Written instruction: Copy every line of the listing that holds the string "sijaitsee".

==========

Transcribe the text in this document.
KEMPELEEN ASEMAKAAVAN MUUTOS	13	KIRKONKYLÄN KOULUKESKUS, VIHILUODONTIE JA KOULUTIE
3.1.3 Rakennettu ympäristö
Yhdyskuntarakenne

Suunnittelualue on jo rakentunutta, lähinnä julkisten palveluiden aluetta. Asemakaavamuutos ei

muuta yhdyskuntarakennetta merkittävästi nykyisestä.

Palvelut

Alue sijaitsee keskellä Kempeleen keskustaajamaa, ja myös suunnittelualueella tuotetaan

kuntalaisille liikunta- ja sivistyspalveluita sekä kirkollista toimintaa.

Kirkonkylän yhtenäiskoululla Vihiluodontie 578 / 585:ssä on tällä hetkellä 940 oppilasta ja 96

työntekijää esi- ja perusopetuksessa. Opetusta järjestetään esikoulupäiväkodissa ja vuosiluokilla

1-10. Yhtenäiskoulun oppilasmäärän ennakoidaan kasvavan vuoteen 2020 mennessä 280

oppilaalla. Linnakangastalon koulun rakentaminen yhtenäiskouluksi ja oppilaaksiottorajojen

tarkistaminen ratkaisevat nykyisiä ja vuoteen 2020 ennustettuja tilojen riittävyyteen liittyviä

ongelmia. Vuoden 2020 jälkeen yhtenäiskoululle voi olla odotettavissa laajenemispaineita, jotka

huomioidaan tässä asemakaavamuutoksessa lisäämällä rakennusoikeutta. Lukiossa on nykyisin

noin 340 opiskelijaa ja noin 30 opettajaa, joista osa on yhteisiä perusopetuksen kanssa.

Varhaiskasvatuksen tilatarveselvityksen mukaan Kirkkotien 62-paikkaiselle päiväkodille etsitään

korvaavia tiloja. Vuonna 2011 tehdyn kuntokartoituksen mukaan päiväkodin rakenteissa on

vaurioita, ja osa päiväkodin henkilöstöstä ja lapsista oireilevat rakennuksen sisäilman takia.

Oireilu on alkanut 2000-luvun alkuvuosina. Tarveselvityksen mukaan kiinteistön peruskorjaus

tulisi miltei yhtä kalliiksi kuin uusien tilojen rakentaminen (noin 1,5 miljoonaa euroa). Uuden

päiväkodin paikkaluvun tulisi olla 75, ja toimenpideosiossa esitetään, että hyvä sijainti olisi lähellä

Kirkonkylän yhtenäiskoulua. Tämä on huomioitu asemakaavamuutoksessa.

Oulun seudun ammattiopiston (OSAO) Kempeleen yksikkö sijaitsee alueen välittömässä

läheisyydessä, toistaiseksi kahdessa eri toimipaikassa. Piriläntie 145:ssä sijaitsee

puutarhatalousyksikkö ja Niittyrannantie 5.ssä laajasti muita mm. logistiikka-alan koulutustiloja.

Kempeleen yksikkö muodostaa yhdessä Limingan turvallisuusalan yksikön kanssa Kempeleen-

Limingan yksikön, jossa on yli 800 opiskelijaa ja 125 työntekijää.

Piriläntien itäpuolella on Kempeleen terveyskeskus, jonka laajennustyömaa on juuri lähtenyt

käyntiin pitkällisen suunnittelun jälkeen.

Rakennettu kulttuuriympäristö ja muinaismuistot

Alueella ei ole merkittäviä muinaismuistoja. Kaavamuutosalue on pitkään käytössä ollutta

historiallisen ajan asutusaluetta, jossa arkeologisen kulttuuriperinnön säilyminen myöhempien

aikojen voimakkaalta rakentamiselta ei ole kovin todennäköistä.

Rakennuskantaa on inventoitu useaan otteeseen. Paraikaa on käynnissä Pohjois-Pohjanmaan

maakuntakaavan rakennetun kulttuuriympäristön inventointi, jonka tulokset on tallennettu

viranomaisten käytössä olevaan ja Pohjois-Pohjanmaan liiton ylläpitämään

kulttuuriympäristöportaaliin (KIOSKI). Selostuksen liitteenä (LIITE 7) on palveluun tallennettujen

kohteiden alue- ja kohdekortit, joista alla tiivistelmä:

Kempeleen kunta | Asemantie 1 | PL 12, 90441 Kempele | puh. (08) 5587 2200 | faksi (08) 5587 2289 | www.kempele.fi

==========

Solution below:
Alue sijaitsee keskellä Kempeleen keskustaajamaa, ja myös suunnittelualueella tuotetaan
Oulun seudun ammattiopiston (OSAO) Kempeleen yksikkö sijaitsee alueen välittömässä
läheisyydessä, toistaiseksi kahdessa eri toimipaikassa. Piriläntie 145:ssä sijaitsee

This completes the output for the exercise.